## [Exercise brief]
Pull out every line of the listing below where "conservation" appears.

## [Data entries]
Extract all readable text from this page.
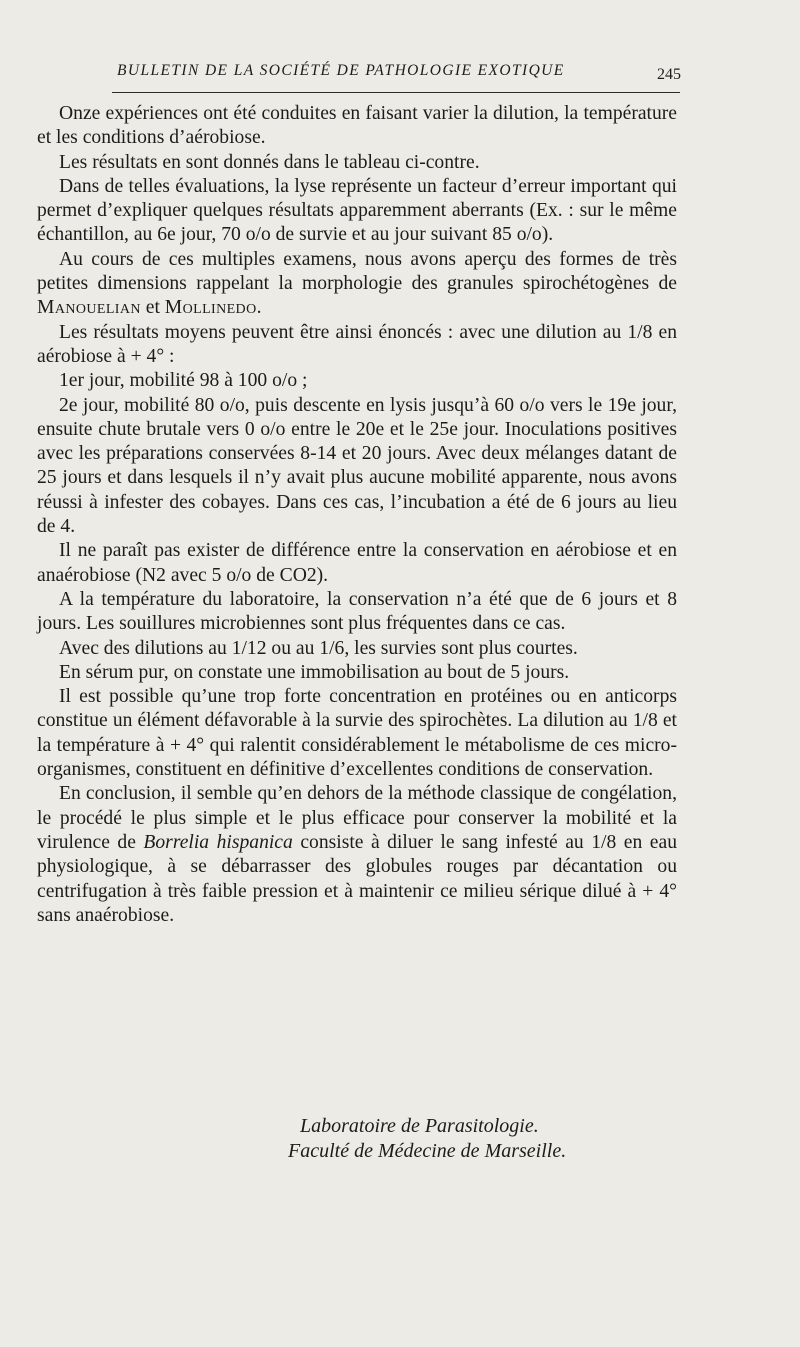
BULLETIN DE LA SOCIÉTÉ DE PATHOLOGIE EXOTIQUE	245

Onze expériences ont été conduites en faisant varier la dilution, la température et les conditions d’aérobiose.

Les résultats en sont donnés dans le tableau ci-contre.

Dans de telles évaluations, la lyse représente un facteur d’erreur important qui permet d’expliquer quelques résultats apparemment aberrants (Ex. : sur le même échantillon, au 6e jour, 70 o/o de survie et au jour suivant 85 o/o).

Au cours de ces multiples examens, nous avons aperçu des formes de très petites dimensions rappelant la morphologie des granules spirochétogènes de Manouelian et Mollinedo.

Les résultats moyens peuvent être ainsi énoncés : avec une dilution au 1/8 en aérobiose à + 4° :

1er jour, mobilité 98 à 100 o/o ;

2e jour, mobilité 80 o/o, puis descente en lysis jusqu’à 60 o/o vers le 19e jour, ensuite chute brutale vers 0 o/o entre le 20e et le 25e jour. Inoculations positives avec les préparations conservées 8-14 et 20 jours. Avec deux mélanges datant de 25 jours et dans lesquels il n’y avait plus aucune mobilité apparente, nous avons réussi à infester des cobayes. Dans ces cas, l’incubation a été de 6 jours au lieu de 4.

Il ne paraît pas exister de différence entre la conservation en aérobiose et en anaérobiose (N2 avec 5 o/o de CO2).

A la température du laboratoire, la conservation n’a été que de 6 jours et 8 jours. Les souillures microbiennes sont plus fréquentes dans ce cas.

Avec des dilutions au 1/12 ou au 1/6, les survies sont plus courtes.

En sérum pur, on constate une immobilisation au bout de 5 jours.

Il est possible qu’une trop forte concentration en protéines ou en anticorps constitue un élément défavorable à la survie des spirochètes. La dilution au 1/8 et la température à + 4° qui ralentit considérablement le métabolisme de ces micro-organismes, constituent en définitive d’excellentes conditions de conservation.

En conclusion, il semble qu’en dehors de la méthode classique de congélation, le procédé le plus simple et le plus efficace pour conserver la mobilité et la virulence de Borrelia hispanica consiste à diluer le sang infesté au 1/8 en eau physiologique, à se débarrasser des globules rouges par décantation ou centrifugation à très faible pression et à maintenir ce milieu sérique dilué à + 4° sans anaérobiose.

Laboratoire de Parasitologie.
Faculté de Médecine de Marseille.
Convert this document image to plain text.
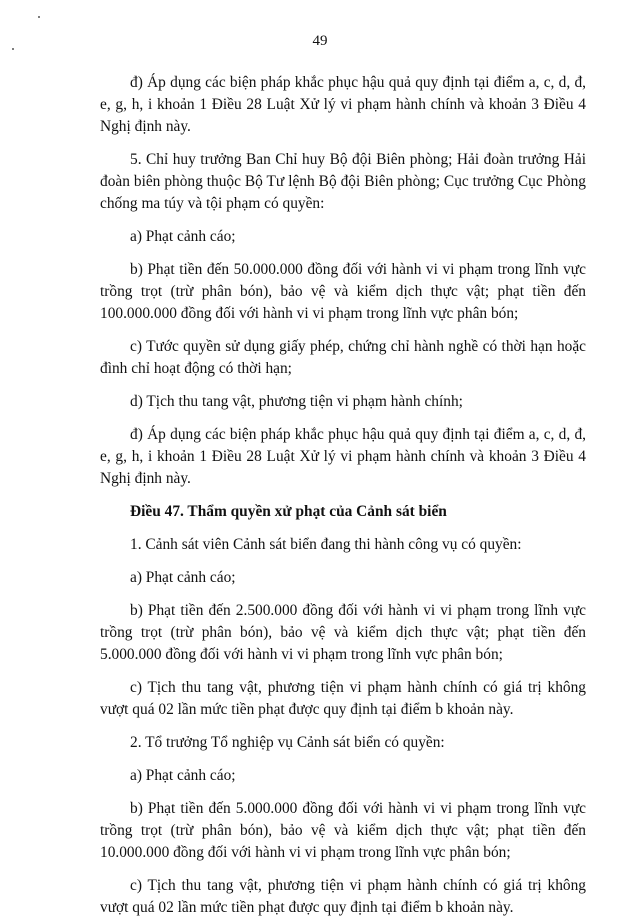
49

đ) Áp dụng các biện pháp khắc phục hậu quả quy định tại điểm a, c, d, đ, e, g, h, i khoản 1 Điều 28 Luật Xử lý vi phạm hành chính và khoản 3 Điều 4 Nghị định này.

5. Chỉ huy trưởng Ban Chỉ huy Bộ đội Biên phòng; Hải đoàn trưởng Hải đoàn biên phòng thuộc Bộ Tư lệnh Bộ đội Biên phòng; Cục trưởng Cục Phòng chống ma túy và tội phạm có quyền:

a) Phạt cảnh cáo;

b) Phạt tiền đến 50.000.000 đồng đối với hành vi vi phạm trong lĩnh vực trồng trọt (trừ phân bón), bảo vệ và kiểm dịch thực vật; phạt tiền đến 100.000.000 đồng đối với hành vi vi phạm trong lĩnh vực phân bón;

c) Tước quyền sử dụng giấy phép, chứng chỉ hành nghề có thời hạn hoặc đình chỉ hoạt động có thời hạn;

d) Tịch thu tang vật, phương tiện vi phạm hành chính;

đ) Áp dụng các biện pháp khắc phục hậu quả quy định tại điểm a, c, d, đ, e, g, h, i khoản 1 Điều 28 Luật Xử lý vi phạm hành chính và khoản 3 Điều 4 Nghị định này.

Điều 47. Thẩm quyền xử phạt của Cảnh sát biển

1. Cảnh sát viên Cảnh sát biển đang thi hành công vụ có quyền:

a) Phạt cảnh cáo;

b) Phạt tiền đến 2.500.000 đồng đối với hành vi vi phạm trong lĩnh vực trồng trọt (trừ phân bón), bảo vệ và kiểm dịch thực vật; phạt tiền đến 5.000.000 đồng đối với hành vi vi phạm trong lĩnh vực phân bón;

c) Tịch thu tang vật, phương tiện vi phạm hành chính có giá trị không vượt quá 02 lần mức tiền phạt được quy định tại điểm b khoản này.

2. Tổ trưởng Tổ nghiệp vụ Cảnh sát biển có quyền:

a) Phạt cảnh cáo;

b) Phạt tiền đến 5.000.000 đồng đối với hành vi vi phạm trong lĩnh vực trồng trọt (trừ phân bón), bảo vệ và kiểm dịch thực vật; phạt tiền đến 10.000.000 đồng đối với hành vi vi phạm trong lĩnh vực phân bón;

c) Tịch thu tang vật, phương tiện vi phạm hành chính có giá trị không vượt quá 02 lần mức tiền phạt được quy định tại điểm b khoản này.
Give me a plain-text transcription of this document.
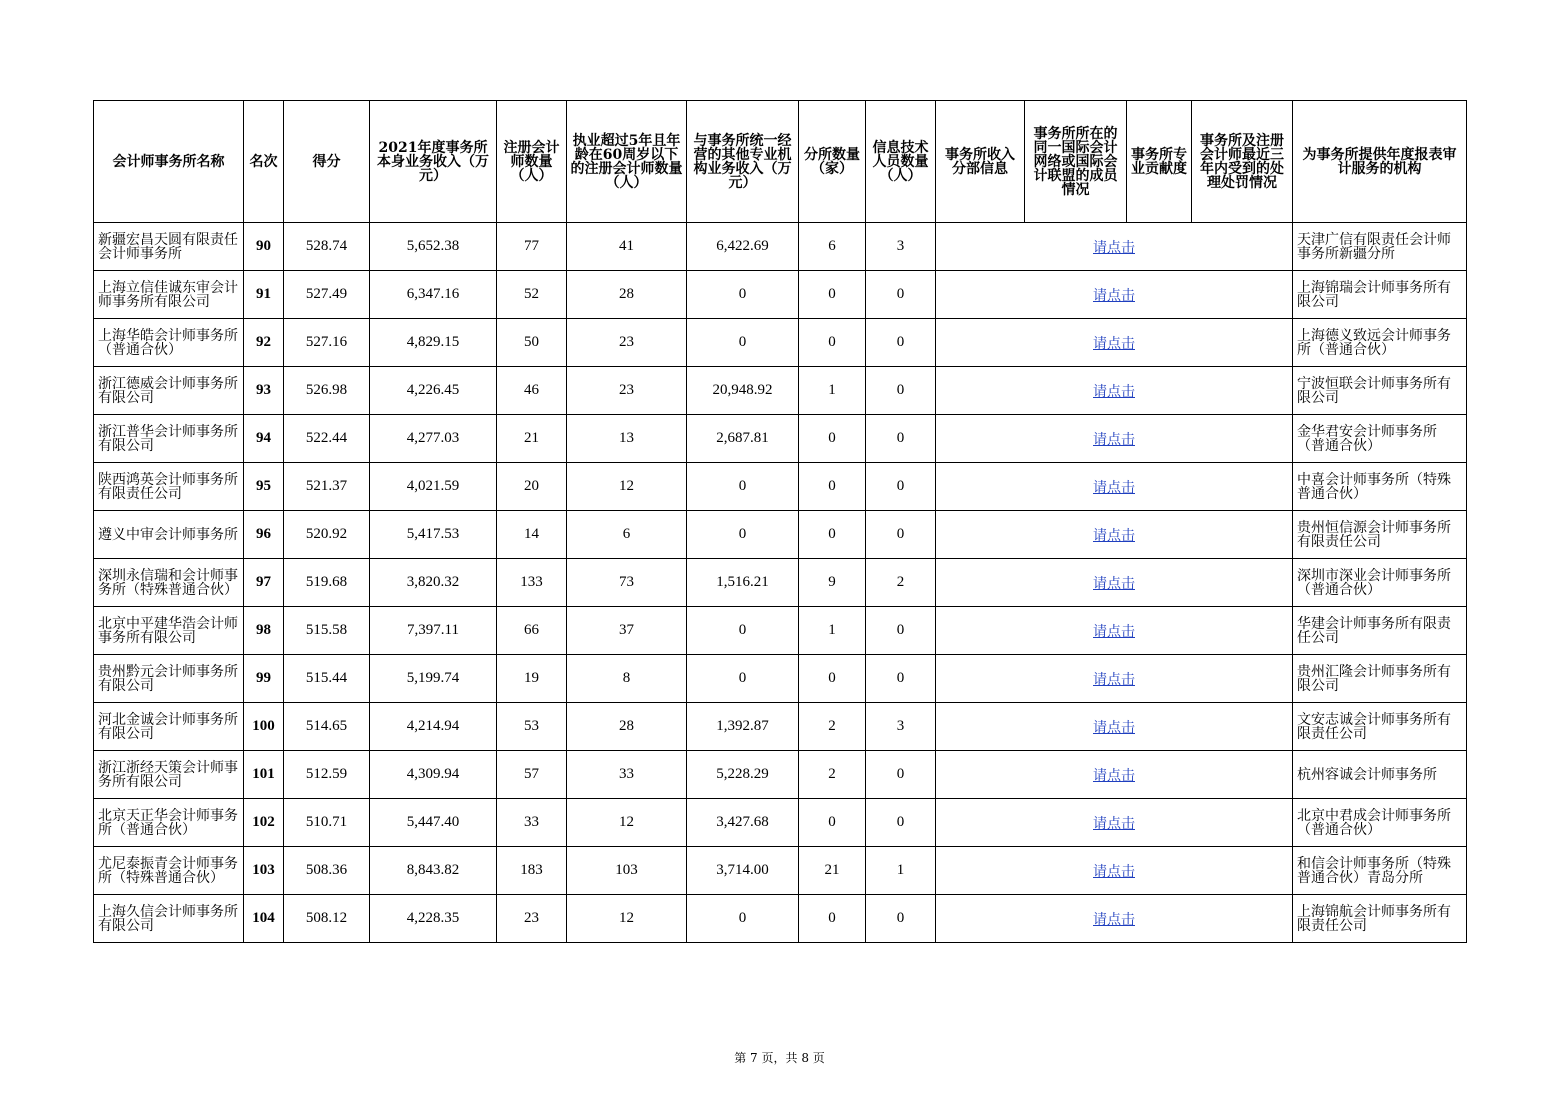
会计师事务所名称	名次	得分	2021年度事务所本身业务收入（万元）	注册会计师数量（人）	执业超过5年且年龄在60周岁以下的注册会计师数量（人）	与事务所统一经营的其他专业机构业务收入（万元）	分所数量（家）	信息技术人员数量（人）	事务所收入分部信息	事务所所在的同一国际会计网络或国际会计联盟的成员情况	事务所专业贡献度	事务所及注册会计师最近三年内受到的处理处罚情况	为事务所提供年度报表审计服务的机构
新疆宏昌天圆有限责任会计师事务所	90	528.74	5,652.38	77	41	6,422.69	6	3	请点击				天津广信有限责任会计师事务所新疆分所
上海立信佳诚东审会计师事务所有限公司	91	527.49	6,347.16	52	28	0	0	0	请点击				上海锦瑞会计师事务所有限公司
上海华皓会计师事务所（普通合伙）	92	527.16	4,829.15	50	23	0	0	0	请点击				上海德义致远会计师事务所（普通合伙）
浙江德威会计师事务所有限公司	93	526.98	4,226.45	46	23	20,948.92	1	0	请点击				宁波恒联会计师事务所有限公司
浙江普华会计师事务所有限公司	94	522.44	4,277.03	21	13	2,687.81	0	0	请点击				金华君安会计师事务所（普通合伙）
陕西鸿英会计师事务所有限责任公司	95	521.37	4,021.59	20	12	0	0	0	请点击				中喜会计师事务所（特殊普通合伙）
遵义中审会计师事务所	96	520.92	5,417.53	14	6	0	0	0	请点击				贵州恒信源会计师事务所有限责任公司
深圳永信瑞和会计师事务所（特殊普通合伙）	97	519.68	3,820.32	133	73	1,516.21	9	2	请点击				深圳市深业会计师事务所（普通合伙）
北京中平建华浩会计师事务所有限公司	98	515.58	7,397.11	66	37	0	1	0	请点击				华建会计师事务所有限责任公司
贵州黔元会计师事务所有限公司	99	515.44	5,199.74	19	8	0	0	0	请点击				贵州汇隆会计师事务所有限公司
河北金诚会计师事务所有限公司	100	514.65	4,214.94	53	28	1,392.87	2	3	请点击				文安志诚会计师事务所有限责任公司
浙江浙经天策会计师事务所有限公司	101	512.59	4,309.94	57	33	5,228.29	2	0	请点击				杭州容诚会计师事务所
北京天正华会计师事务所（普通合伙）	102	510.71	5,447.40	33	12	3,427.68	0	0	请点击				北京中君成会计师事务所（普通合伙）
尤尼泰振青会计师事务所（特殊普通合伙）	103	508.36	8,843.82	183	103	3,714.00	21	1	请点击				和信会计师事务所（特殊普通合伙）青岛分所
上海久信会计师事务所有限公司	104	508.12	4,228.35	23	12	0	0	0	请点击				上海锦航会计师事务所有限责任公司
第 7 页，共 8 页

## [Output of the exercise]
Il ne paraît pas exister de différence entre la conservation en aérobiose et en anaérobiose (N2 avec 5 o/o de CO2).
A la température du laboratoire, la conservation n’a été que de 6 jours et 8 jours. Les souillures microbiennes sont plus fréquentes dans ce cas.
Il est possible qu’une trop forte concentration en protéines ou en anticorps constitue un élément défavorable à la survie des spirochètes. La dilution au 1/8 et la température à + 4° qui ralentit considérablement le métabolisme de ces micro-organismes, constituent en définitive d’excellentes conditions de conservation.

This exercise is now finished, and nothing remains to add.